Check each line of the material below for "icon", then copy the ones that contain it.
Begin EXERCISE MATERIALS
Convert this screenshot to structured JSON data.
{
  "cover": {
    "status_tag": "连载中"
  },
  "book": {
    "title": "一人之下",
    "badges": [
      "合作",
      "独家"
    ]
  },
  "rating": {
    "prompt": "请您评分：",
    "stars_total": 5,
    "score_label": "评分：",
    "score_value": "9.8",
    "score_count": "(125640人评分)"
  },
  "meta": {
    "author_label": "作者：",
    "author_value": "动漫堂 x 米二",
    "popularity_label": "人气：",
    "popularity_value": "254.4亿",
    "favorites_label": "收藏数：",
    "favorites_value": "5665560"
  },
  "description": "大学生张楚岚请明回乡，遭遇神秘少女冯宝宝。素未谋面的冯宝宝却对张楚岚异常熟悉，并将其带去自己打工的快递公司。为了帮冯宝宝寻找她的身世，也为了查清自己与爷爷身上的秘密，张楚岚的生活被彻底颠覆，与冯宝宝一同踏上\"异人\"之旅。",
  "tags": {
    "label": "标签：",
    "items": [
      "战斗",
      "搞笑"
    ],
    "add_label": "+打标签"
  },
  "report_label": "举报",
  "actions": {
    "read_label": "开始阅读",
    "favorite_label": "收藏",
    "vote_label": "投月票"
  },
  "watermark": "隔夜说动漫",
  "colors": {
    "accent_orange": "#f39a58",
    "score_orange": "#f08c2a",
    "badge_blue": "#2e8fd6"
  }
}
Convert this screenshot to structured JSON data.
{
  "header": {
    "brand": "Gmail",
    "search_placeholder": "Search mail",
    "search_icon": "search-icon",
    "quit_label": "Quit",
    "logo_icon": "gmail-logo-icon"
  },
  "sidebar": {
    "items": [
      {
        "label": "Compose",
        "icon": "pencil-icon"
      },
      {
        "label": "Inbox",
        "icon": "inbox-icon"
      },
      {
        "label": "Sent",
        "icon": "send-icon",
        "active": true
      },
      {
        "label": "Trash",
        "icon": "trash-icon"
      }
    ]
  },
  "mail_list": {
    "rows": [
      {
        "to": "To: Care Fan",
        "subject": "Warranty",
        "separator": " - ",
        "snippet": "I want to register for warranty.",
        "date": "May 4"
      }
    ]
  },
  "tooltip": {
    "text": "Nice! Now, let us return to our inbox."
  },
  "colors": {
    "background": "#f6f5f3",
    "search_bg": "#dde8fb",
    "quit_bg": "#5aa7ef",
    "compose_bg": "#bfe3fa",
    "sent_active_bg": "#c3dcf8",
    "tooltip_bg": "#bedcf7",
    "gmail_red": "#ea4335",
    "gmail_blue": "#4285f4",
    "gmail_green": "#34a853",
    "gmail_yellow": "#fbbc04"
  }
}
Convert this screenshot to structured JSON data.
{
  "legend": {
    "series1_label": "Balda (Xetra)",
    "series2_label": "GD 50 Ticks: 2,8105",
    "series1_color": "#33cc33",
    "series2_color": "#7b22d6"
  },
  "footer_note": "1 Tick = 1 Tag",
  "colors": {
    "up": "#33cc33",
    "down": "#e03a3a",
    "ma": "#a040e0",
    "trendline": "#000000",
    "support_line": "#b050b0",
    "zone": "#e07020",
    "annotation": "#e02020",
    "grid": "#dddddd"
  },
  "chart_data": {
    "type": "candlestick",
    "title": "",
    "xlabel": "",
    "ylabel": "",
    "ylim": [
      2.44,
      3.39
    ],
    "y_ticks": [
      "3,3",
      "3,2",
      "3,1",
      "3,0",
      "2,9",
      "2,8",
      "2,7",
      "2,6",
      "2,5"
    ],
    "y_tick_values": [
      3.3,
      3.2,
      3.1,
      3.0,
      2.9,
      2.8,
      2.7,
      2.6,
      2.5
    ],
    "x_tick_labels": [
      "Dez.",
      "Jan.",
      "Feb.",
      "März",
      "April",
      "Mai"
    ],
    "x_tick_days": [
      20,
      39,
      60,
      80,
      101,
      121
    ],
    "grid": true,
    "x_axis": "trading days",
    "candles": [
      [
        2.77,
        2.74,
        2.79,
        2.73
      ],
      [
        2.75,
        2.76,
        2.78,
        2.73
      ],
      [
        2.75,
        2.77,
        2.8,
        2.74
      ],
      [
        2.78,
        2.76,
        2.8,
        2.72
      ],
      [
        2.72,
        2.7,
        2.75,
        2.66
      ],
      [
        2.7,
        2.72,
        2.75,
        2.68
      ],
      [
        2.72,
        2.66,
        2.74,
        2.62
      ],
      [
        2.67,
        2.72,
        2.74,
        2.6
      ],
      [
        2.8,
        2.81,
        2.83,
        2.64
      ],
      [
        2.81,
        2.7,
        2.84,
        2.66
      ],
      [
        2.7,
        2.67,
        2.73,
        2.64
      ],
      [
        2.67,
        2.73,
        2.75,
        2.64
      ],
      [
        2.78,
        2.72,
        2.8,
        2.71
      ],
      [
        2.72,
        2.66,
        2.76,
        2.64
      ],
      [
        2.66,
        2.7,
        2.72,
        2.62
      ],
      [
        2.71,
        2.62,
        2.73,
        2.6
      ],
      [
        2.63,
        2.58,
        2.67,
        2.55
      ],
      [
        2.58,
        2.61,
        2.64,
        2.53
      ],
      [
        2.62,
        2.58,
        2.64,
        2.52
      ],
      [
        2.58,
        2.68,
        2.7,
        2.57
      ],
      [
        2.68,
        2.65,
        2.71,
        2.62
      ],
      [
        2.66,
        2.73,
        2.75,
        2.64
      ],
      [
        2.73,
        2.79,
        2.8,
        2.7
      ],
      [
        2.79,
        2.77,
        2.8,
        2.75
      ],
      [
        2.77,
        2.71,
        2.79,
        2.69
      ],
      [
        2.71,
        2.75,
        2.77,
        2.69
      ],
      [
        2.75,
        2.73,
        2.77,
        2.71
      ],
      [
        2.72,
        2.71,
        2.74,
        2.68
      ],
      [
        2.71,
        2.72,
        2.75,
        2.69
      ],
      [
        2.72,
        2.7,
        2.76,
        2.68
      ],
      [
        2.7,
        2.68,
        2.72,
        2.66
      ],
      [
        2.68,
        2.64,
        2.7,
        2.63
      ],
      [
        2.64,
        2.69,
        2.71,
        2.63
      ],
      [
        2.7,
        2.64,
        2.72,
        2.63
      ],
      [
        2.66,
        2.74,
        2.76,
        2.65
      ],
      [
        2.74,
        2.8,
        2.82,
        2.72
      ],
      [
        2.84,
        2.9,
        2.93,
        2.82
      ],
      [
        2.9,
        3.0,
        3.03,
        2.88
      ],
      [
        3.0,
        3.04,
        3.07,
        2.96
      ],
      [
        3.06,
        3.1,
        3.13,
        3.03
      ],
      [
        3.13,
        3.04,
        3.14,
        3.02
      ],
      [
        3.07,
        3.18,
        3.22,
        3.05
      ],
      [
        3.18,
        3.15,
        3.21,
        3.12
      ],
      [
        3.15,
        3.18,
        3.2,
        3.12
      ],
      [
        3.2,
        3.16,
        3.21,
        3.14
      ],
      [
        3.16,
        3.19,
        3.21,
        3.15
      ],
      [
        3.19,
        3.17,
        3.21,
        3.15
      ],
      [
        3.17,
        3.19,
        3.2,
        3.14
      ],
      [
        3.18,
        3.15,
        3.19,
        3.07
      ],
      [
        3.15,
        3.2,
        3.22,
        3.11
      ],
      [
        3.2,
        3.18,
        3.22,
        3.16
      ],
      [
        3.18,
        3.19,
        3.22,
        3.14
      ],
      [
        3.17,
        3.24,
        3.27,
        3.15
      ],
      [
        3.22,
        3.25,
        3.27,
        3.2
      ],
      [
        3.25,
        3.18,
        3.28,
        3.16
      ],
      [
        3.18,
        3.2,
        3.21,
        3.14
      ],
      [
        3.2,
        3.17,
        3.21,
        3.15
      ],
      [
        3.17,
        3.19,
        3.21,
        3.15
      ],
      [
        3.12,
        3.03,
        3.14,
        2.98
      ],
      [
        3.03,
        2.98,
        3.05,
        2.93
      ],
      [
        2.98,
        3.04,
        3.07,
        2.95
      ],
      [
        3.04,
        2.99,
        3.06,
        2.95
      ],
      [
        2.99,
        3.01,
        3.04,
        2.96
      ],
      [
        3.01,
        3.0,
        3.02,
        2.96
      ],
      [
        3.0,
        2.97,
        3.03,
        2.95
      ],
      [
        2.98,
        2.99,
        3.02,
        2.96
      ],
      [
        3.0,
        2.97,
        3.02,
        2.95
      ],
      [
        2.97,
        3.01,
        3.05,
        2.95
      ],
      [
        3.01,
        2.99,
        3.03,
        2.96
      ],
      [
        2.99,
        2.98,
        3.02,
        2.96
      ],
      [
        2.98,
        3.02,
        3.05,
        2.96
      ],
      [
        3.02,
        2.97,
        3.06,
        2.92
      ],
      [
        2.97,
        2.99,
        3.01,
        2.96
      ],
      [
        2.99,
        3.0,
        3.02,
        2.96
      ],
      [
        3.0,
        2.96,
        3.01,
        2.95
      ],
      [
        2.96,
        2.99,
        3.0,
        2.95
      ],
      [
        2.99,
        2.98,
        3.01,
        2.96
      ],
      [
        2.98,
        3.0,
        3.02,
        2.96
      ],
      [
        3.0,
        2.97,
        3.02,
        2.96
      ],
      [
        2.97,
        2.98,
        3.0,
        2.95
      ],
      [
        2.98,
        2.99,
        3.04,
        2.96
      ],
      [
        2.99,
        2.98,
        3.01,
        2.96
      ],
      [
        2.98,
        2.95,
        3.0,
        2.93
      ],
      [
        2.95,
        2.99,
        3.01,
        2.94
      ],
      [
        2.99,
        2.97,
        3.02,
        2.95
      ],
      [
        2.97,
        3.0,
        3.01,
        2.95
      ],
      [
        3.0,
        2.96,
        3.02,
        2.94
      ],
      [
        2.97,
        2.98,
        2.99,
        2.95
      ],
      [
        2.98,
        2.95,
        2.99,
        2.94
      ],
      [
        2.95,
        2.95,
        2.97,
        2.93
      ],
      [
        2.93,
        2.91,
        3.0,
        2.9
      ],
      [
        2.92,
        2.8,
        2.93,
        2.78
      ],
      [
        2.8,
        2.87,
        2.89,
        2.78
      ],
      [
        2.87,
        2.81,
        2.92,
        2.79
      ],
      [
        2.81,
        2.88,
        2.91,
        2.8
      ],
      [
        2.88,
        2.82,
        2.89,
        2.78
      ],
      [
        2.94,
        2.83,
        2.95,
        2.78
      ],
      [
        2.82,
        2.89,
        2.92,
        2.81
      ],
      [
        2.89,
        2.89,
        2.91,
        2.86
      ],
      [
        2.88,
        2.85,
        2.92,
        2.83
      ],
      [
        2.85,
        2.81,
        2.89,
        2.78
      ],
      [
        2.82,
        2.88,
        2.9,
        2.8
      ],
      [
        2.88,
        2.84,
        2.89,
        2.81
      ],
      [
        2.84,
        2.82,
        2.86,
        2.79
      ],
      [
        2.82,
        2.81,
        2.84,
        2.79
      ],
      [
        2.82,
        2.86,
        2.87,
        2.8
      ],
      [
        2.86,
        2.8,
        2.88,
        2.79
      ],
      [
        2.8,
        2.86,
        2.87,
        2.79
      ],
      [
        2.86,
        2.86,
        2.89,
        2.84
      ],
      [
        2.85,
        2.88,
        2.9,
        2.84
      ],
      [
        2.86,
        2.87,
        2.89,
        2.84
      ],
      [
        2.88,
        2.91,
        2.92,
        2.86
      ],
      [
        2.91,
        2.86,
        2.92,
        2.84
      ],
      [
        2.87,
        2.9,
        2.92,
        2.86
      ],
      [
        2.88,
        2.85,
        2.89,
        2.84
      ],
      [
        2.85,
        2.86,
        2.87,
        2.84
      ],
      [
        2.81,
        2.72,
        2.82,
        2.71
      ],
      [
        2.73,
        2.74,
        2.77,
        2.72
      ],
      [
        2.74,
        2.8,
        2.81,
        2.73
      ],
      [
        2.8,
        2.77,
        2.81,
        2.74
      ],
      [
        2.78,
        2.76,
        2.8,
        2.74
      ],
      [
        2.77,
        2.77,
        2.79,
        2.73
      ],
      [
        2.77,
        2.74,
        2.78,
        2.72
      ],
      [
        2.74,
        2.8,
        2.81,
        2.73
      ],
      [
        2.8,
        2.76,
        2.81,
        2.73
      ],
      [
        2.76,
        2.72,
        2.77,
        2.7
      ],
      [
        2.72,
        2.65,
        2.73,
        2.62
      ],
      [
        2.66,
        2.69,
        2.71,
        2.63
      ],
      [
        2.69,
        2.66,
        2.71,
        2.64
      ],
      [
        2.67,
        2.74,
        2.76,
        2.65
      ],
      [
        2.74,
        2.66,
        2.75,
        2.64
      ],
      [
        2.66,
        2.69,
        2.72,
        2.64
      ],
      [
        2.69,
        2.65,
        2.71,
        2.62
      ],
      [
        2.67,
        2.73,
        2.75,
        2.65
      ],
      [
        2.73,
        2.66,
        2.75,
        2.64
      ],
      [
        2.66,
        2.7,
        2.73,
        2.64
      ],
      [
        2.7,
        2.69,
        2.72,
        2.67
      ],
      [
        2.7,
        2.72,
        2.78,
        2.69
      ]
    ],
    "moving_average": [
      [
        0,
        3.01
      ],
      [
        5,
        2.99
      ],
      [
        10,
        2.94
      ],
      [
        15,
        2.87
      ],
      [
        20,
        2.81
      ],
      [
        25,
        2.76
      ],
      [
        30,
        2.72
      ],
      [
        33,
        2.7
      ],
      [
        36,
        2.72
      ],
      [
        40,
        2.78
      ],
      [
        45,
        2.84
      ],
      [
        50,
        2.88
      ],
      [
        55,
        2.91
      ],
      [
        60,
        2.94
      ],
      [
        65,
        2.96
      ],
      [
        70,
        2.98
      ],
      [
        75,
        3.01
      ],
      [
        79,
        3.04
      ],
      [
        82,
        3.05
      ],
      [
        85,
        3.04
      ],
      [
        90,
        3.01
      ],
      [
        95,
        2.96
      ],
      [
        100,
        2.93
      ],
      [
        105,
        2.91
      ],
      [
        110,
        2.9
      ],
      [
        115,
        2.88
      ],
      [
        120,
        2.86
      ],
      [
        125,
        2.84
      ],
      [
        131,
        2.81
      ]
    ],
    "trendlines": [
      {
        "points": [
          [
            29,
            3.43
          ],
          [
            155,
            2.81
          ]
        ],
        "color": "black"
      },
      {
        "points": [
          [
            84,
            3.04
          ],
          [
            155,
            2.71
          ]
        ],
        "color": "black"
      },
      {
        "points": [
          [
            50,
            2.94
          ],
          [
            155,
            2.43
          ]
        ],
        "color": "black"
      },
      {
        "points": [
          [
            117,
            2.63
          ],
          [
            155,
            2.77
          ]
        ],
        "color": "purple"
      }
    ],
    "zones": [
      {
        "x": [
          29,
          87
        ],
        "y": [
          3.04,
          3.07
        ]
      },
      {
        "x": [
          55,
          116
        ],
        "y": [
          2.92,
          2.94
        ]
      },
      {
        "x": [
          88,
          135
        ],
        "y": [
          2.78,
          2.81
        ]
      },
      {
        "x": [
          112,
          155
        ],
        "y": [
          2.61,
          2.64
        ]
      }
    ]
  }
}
End EXERCISE MATERIALS
● **TASK OUTPUT**:
    "search_icon": "search-icon",
    "logo_icon": "gmail-logo-icon"
        "icon": "pencil-icon"
        "icon": "inbox-icon"
        "icon": "send-icon",
        "icon": "trash-icon"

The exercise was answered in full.